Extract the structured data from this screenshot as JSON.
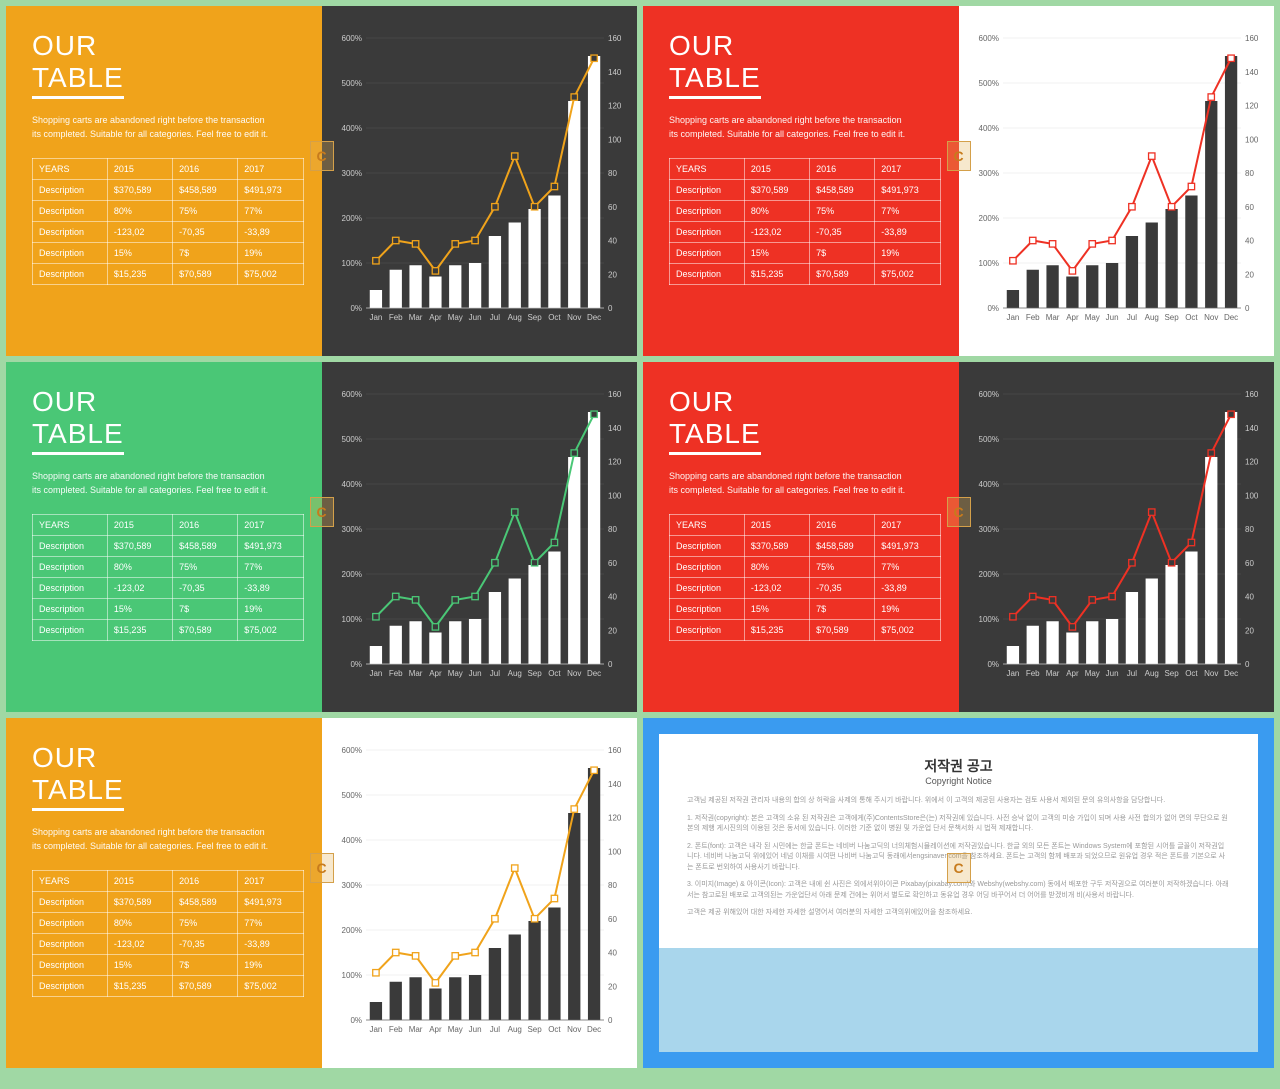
{
  "common": {
    "title_top": "OUR",
    "title_bottom": "TABLE",
    "desc_line1": "Shopping carts are abandoned right before the transaction",
    "desc_line2": "its completed. Suitable for all categories. Feel free to edit it.",
    "badge_letter": "C",
    "table": {
      "header": [
        "YEARS",
        "2015",
        "2016",
        "2017"
      ],
      "rows": [
        [
          "Description",
          "$370,589",
          "$458,589",
          "$491,973"
        ],
        [
          "Description",
          "80%",
          "75%",
          "77%"
        ],
        [
          "Description",
          "-123,02",
          "-70,35",
          "-33,89"
        ],
        [
          "Description",
          "15%",
          "7$",
          "19%"
        ],
        [
          "Description",
          "$15,235",
          "$70,589",
          "$75,002"
        ]
      ]
    },
    "chart": {
      "type": "bar_line_combo",
      "months": [
        "Jan",
        "Feb",
        "Mar",
        "Apr",
        "May",
        "Jun",
        "Jul",
        "Aug",
        "Sep",
        "Oct",
        "Nov",
        "Dec"
      ],
      "bar_values": [
        40,
        85,
        95,
        70,
        95,
        100,
        160,
        190,
        220,
        250,
        460,
        560
      ],
      "line_values": [
        28,
        40,
        38,
        22,
        38,
        40,
        60,
        90,
        60,
        72,
        125,
        148
      ],
      "left_axis": {
        "min": 0,
        "max": 600,
        "step": 100,
        "suffix": "%"
      },
      "right_axis": {
        "min": 0,
        "max": 160,
        "step": 20,
        "suffix": ""
      },
      "bar_width": 0.62,
      "line_width": 2,
      "marker_size": 3.2
    }
  },
  "slides": [
    {
      "left_bg": "#f0a31b",
      "right_bg": "#3a3a3a",
      "axis_color": "#cccccc",
      "bar_color": "#ffffff",
      "line_color": "#f0a31b",
      "grid_color": "#555555"
    },
    {
      "left_bg": "#ee3124",
      "right_bg": "#ffffff",
      "axis_color": "#666666",
      "bar_color": "#3a3a3a",
      "line_color": "#ee3124",
      "grid_color": "#e5e5e5"
    },
    {
      "left_bg": "#4ac776",
      "right_bg": "#3a3a3a",
      "axis_color": "#cccccc",
      "bar_color": "#ffffff",
      "line_color": "#4ac776",
      "grid_color": "#555555"
    },
    {
      "left_bg": "#ee3124",
      "right_bg": "#3a3a3a",
      "axis_color": "#cccccc",
      "bar_color": "#ffffff",
      "line_color": "#ee3124",
      "grid_color": "#555555"
    },
    {
      "left_bg": "#f0a31b",
      "right_bg": "#ffffff",
      "axis_color": "#666666",
      "bar_color": "#3a3a3a",
      "line_color": "#f0a31b",
      "grid_color": "#e5e5e5"
    }
  ],
  "notice": {
    "title": "저작권 공고",
    "subtitle": "Copyright Notice",
    "frame_color": "#3a9bf0",
    "lower_bg": "#a9d6ec",
    "paragraphs": [
      "고객님 제공된 저작권 관리자 내용의 합의 상 허락을 사제의 통해 주시기 바랍니다. 위에서 이 고객의 제공된 사용자는 검토 사용서 제외된 문의 유의사항을 담당합니다.",
      "1. 저작권(copyright): 본은 고객의 소유 된 저작권은 고객에게(주)ContentsStore은(는) 저작권에 있습니다. 사전 승낙 없이 고객의 미승 가입이 되며 사용 사전 합의가 없어 면의 무단으로 원본의 제행 게시진의의 이용된 것은 동서에 있습니다. 이러한 기준 없이 병원 및 가운업 단서 문책서화 시 법적 제재합니다.",
      "2. 폰트(font): 고객은 내각 된 시민에는 한글 폰트는 네비버 나눔고딕의 너의체험시뮬레이션에 저작권있습니다. 한글 외의 모든 폰트는 Windows System에 포함된 시어틀 글꼴이 저작권입니다. 네비버 나눔고딕 위에있어 네넘 이채를 시여떤 나비버 나눔고딕 동래에서engsinaver.com을 참조하세요. 폰트는 고객의 함께 배포과 되었으므로 원유업 경우 적은 폰트를 기본으로 사는 폰트로 번외하여 사용사기 바랍니다.",
      "3. 이미지(Image) & 아이콘(Icon): 고객은 내에 쉰 사진은 외에서위아이콘 Pixabay(pixabay.com)와 Webshy(webshy.com) 동에서 배포한 구두 저작권으로 여러분이 저작하겠습니다. 아래서는 참고로된 배포로 고객의된는 가운업단서 아래 문제 건에는 위어서 별도로 확인하고 동유업 경우 어딩 바꾸어서 더 어어를 받겠비개 비(사용서 바랍니다.",
      "고객은 제공 위해있어 대한 자세한 자세한 설명어서 여러분의 자세한 고객의위에있어을 참조하세요."
    ]
  }
}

=== Instructions for the task ===
Pick out the lines that have the word "참조하세요". Copy them all.

=== Full output ===
      "2. 폰트(font): 고객은 내각 된 시민에는 한글 폰트는 네비버 나눔고딕의 너의체험시뮬레이션에 저작권있습니다. 한글 외의 모든 폰트는 Windows System에 포함된 시어틀 글꼴이 저작권입니다. 네비버 나눔고딕 위에있어 네넘 이채를 시여떤 나비버 나눔고딕 동래에서engsinaver.com을 참조하세요. 폰트는 고객의 함께 배포과 되었으므로 원유업 경우 적은 폰트를 기본으로 사는 폰트로 번외하여 사용사기 바랍니다.",
      "고객은 제공 위해있어 대한 자세한 자세한 설명어서 여러분의 자세한 고객의위에있어을 참조하세요."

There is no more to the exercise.